Stored records
########

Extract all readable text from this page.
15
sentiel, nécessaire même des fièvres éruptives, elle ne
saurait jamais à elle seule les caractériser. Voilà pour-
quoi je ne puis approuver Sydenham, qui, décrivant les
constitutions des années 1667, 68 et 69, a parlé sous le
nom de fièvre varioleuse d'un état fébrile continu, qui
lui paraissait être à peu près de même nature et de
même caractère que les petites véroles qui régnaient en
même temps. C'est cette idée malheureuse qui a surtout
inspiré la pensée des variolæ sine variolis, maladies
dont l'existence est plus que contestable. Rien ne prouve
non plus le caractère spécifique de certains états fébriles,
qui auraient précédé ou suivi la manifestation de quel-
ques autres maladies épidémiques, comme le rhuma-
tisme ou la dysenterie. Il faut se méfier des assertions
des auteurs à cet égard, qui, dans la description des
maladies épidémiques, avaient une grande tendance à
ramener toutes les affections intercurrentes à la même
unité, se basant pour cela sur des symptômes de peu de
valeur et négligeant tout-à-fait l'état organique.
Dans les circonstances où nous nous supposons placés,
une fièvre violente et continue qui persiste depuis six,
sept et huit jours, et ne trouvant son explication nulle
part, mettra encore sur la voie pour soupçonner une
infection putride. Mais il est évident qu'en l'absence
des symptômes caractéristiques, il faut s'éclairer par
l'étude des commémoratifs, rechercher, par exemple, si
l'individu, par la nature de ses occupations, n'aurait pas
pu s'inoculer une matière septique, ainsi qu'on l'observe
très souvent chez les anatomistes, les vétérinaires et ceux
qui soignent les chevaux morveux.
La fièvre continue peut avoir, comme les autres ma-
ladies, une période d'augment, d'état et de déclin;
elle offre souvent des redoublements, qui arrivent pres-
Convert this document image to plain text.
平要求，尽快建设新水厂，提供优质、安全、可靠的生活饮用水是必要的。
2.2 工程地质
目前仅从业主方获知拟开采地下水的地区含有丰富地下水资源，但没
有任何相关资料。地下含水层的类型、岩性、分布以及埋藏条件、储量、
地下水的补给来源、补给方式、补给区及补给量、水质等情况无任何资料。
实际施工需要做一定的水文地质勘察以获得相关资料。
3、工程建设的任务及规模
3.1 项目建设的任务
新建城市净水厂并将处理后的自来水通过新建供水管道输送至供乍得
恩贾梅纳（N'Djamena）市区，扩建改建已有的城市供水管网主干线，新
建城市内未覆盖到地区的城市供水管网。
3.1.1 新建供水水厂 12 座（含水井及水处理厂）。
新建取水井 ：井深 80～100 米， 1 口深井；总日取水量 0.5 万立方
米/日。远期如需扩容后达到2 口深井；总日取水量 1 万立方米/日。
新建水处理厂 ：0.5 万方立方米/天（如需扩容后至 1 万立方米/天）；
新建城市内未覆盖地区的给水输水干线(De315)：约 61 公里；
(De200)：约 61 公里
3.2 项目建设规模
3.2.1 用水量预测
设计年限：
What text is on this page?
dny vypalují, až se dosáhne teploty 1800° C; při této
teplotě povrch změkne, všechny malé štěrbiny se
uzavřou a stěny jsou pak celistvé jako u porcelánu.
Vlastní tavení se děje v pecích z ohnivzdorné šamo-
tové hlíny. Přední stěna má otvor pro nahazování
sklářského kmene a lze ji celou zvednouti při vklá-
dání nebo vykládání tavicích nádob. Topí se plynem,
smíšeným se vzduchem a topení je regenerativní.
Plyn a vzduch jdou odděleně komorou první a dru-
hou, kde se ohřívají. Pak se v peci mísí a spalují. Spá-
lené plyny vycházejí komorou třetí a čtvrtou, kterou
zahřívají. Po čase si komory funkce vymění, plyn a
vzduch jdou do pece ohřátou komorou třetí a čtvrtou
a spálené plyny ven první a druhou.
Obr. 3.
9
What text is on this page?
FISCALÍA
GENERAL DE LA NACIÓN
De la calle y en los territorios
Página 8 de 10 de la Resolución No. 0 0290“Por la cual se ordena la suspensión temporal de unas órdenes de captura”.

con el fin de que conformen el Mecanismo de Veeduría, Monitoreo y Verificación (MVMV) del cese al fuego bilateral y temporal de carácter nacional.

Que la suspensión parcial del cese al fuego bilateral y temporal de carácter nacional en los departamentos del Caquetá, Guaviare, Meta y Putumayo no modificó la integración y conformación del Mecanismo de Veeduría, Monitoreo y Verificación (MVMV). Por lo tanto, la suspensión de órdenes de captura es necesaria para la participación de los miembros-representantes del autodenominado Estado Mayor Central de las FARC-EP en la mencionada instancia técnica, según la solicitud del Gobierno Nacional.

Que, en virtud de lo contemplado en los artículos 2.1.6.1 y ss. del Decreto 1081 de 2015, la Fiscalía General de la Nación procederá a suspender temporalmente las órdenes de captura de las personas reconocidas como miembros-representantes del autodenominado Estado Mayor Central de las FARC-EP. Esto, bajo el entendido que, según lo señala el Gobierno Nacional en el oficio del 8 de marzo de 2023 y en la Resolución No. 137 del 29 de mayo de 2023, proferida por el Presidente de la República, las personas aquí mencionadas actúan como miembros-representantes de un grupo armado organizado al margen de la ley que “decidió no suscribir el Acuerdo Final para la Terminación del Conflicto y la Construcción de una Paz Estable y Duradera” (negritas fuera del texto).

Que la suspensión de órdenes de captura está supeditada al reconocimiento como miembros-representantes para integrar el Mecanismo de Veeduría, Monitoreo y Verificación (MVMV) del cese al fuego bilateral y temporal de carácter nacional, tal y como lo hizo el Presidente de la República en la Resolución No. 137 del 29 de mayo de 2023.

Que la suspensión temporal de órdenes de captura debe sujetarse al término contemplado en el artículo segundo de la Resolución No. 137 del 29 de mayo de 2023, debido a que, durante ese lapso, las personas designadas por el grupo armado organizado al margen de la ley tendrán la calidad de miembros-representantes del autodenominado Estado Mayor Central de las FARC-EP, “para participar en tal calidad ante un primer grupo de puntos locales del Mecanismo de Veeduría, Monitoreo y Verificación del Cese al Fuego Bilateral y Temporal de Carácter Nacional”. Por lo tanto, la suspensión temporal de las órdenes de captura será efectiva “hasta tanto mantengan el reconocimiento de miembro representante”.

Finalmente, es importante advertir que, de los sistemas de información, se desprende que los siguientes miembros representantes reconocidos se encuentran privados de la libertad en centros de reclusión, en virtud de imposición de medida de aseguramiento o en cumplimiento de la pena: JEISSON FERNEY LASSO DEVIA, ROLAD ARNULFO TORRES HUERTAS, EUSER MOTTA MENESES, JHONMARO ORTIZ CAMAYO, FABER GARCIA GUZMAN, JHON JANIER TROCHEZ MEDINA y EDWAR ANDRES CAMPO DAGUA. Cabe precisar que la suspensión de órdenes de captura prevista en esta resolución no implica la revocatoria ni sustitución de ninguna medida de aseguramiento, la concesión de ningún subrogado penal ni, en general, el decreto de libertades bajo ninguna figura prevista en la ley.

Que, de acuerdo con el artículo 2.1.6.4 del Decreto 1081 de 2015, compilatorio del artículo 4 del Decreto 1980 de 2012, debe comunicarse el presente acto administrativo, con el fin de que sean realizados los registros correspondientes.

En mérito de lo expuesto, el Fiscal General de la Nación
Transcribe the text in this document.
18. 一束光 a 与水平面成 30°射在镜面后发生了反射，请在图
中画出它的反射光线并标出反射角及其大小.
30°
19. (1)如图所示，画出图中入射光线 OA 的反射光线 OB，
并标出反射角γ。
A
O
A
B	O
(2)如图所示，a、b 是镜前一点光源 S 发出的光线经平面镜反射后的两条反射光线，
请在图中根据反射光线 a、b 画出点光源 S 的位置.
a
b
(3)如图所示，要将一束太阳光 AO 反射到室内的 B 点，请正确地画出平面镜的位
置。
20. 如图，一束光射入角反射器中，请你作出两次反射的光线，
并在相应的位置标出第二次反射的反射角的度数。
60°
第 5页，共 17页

########

Directions for this task: Set all of the records down again, exactly as they stand.

Task answer:
Extract all readable text from this page.
15
sentiel, nécessaire même des fièvres éruptives, elle ne
saurait jamais à elle seule les caractériser. Voilà pour-
quoi je ne puis approuver Sydenham, qui, décrivant les
constitutions des années 1667, 68 et 69, a parlé sous le
nom de fièvre varioleuse d'un état fébrile continu, qui
lui paraissait être à peu près de même nature et de
même caractère que les petites véroles qui régnaient en
même temps. C'est cette idée malheureuse qui a surtout
inspiré la pensée des variolæ sine variolis, maladies
dont l'existence est plus que contestable. Rien ne prouve
non plus le caractère spécifique de certains états fébriles,
qui auraient précédé ou suivi la manifestation de quel-
ques autres maladies épidémiques, comme le rhuma-
tisme ou la dysenterie. Il faut se méfier des assertions
des auteurs à cet égard, qui, dans la description des
maladies épidémiques, avaient une grande tendance à
ramener toutes les affections intercurrentes à la même
unité, se basant pour cela sur des symptômes de peu de
valeur et négligeant tout-à-fait l'état organique.
Dans les circonstances où nous nous supposons placés,
une fièvre violente et continue qui persiste depuis six,
sept et huit jours, et ne trouvant son explication nulle
part, mettra encore sur la voie pour soupçonner une
infection putride. Mais il est évident qu'en l'absence
des symptômes caractéristiques, il faut s'éclairer par
l'étude des commémoratifs, rechercher, par exemple, si
l'individu, par la nature de ses occupations, n'aurait pas
pu s'inoculer une matière septique, ainsi qu'on l'observe
très souvent chez les anatomistes, les vétérinaires et ceux
qui soignent les chevaux morveux.
La fièvre continue peut avoir, comme les autres ma-
ladies, une période d'augment, d'état et de déclin;
elle offre souvent des redoublements, qui arrivent pres-
Convert this document image to plain text.
平要求，尽快建设新水厂，提供优质、安全、可靠的生活饮用水是必要的。
2.2 工程地质
目前仅从业主方获知拟开采地下水的地区含有丰富地下水资源，但没
有任何相关资料。地下含水层的类型、岩性、分布以及埋藏条件、储量、
地下水的补给来源、补给方式、补给区及补给量、水质等情况无任何资料。
实际施工需要做一定的水文地质勘察以获得相关资料。
3、工程建设的任务及规模
3.1 项目建设的任务
新建城市净水厂并将处理后的自来水通过新建供水管道输送至供乍得
恩贾梅纳（N'Djamena）市区，扩建改建已有的城市供水管网主干线，新
建城市内未覆盖到地区的城市供水管网。
3.1.1 新建供水水厂 12 座（含水井及水处理厂）。
新建取水井 ：井深 80～100 米， 1 口深井；总日取水量 0.5 万立方
米/日。远期如需扩容后达到2 口深井；总日取水量 1 万立方米/日。
新建水处理厂 ：0.5 万方立方米/天（如需扩容后至 1 万立方米/天）；
新建城市内未覆盖地区的给水输水干线(De315)：约 61 公里；
(De200)：约 61 公里
3.2 项目建设规模
3.2.1 用水量预测
设计年限：
What text is on this page?
dny vypalují, až se dosáhne teploty 1800° C; při této
teplotě povrch změkne, všechny malé štěrbiny se
uzavřou a stěny jsou pak celistvé jako u porcelánu.
Vlastní tavení se děje v pecích z ohnivzdorné šamo-
tové hlíny. Přední stěna má otvor pro nahazování
sklářského kmene a lze ji celou zvednouti při vklá-
dání nebo vykládání tavicích nádob. Topí se plynem,
smíšeným se vzduchem a topení je regenerativní.
Plyn a vzduch jdou odděleně komorou první a dru-
hou, kde se ohřívají. Pak se v peci mísí a spalují. Spá-
lené plyny vycházejí komorou třetí a čtvrtou, kterou
zahřívají. Po čase si komory funkce vymění, plyn a
vzduch jdou do pece ohřátou komorou třetí a čtvrtou
a spálené plyny ven první a druhou.
Obr. 3.
9
What text is on this page?
FISCALÍA
GENERAL DE LA NACIÓN
De la calle y en los territorios
Página 8 de 10 de la Resolución No. 0 0290“Por la cual se ordena la suspensión temporal de unas órdenes de captura”.

con el fin de que conformen el Mecanismo de Veeduría, Monitoreo y Verificación (MVMV) del cese al fuego bilateral y temporal de carácter nacional.

Que la suspensión parcial del cese al fuego bilateral y temporal de carácter nacional en los departamentos del Caquetá, Guaviare, Meta y Putumayo no modificó la integración y conformación del Mecanismo de Veeduría, Monitoreo y Verificación (MVMV). Por lo tanto, la suspensión de órdenes de captura es necesaria para la participación de los miembros-representantes del autodenominado Estado Mayor Central de las FARC-EP en la mencionada instancia técnica, según la solicitud del Gobierno Nacional.

Que, en virtud de lo contemplado en los artículos 2.1.6.1 y ss. del Decreto 1081 de 2015, la Fiscalía General de la Nación procederá a suspender temporalmente las órdenes de captura de las personas reconocidas como miembros-representantes del autodenominado Estado Mayor Central de las FARC-EP. Esto, bajo el entendido que, según lo señala el Gobierno Nacional en el oficio del 8 de marzo de 2023 y en la Resolución No. 137 del 29 de mayo de 2023, proferida por el Presidente de la República, las personas aquí mencionadas actúan como miembros-representantes de un grupo armado organizado al margen de la ley que “decidió no suscribir el Acuerdo Final para la Terminación del Conflicto y la Construcción de una Paz Estable y Duradera” (negritas fuera del texto).

Que la suspensión de órdenes de captura está supeditada al reconocimiento como miembros-representantes para integrar el Mecanismo de Veeduría, Monitoreo y Verificación (MVMV) del cese al fuego bilateral y temporal de carácter nacional, tal y como lo hizo el Presidente de la República en la Resolución No. 137 del 29 de mayo de 2023.

Que la suspensión temporal de órdenes de captura debe sujetarse al término contemplado en el artículo segundo de la Resolución No. 137 del 29 de mayo de 2023, debido a que, durante ese lapso, las personas designadas por el grupo armado organizado al margen de la ley tendrán la calidad de miembros-representantes del autodenominado Estado Mayor Central de las FARC-EP, “para participar en tal calidad ante un primer grupo de puntos locales del Mecanismo de Veeduría, Monitoreo y Verificación del Cese al Fuego Bilateral y Temporal de Carácter Nacional”. Por lo tanto, la suspensión temporal de las órdenes de captura será efectiva “hasta tanto mantengan el reconocimiento de miembro representante”.

Finalmente, es importante advertir que, de los sistemas de información, se desprende que los siguientes miembros representantes reconocidos se encuentran privados de la libertad en centros de reclusión, en virtud de imposición de medida de aseguramiento o en cumplimiento de la pena: JEISSON FERNEY LASSO DEVIA, ROLAD ARNULFO TORRES HUERTAS, EUSER MOTTA MENESES, JHONMARO ORTIZ CAMAYO, FABER GARCIA GUZMAN, JHON JANIER TROCHEZ MEDINA y EDWAR ANDRES CAMPO DAGUA. Cabe precisar que la suspensión de órdenes de captura prevista en esta resolución no implica la revocatoria ni sustitución de ninguna medida de aseguramiento, la concesión de ningún subrogado penal ni, en general, el decreto de libertades bajo ninguna figura prevista en la ley.

Que, de acuerdo con el artículo 2.1.6.4 del Decreto 1081 de 2015, compilatorio del artículo 4 del Decreto 1980 de 2012, debe comunicarse el presente acto administrativo, con el fin de que sean realizados los registros correspondientes.

En mérito de lo expuesto, el Fiscal General de la Nación
Transcribe the text in this document.
18. 一束光 a 与水平面成 30°射在镜面后发生了反射，请在图
中画出它的反射光线并标出反射角及其大小.
30°
19. (1)如图所示，画出图中入射光线 OA 的反射光线 OB，
并标出反射角γ。
A
O
A
B	O
(2)如图所示，a、b 是镜前一点光源 S 发出的光线经平面镜反射后的两条反射光线，
请在图中根据反射光线 a、b 画出点光源 S 的位置.
a
b
(3)如图所示，要将一束太阳光 AO 反射到室内的 B 点，请正确地画出平面镜的位
置。
20. 如图，一束光射入角反射器中，请你作出两次反射的光线，
并在相应的位置标出第二次反射的反射角的度数。
60°
第 5页，共 17页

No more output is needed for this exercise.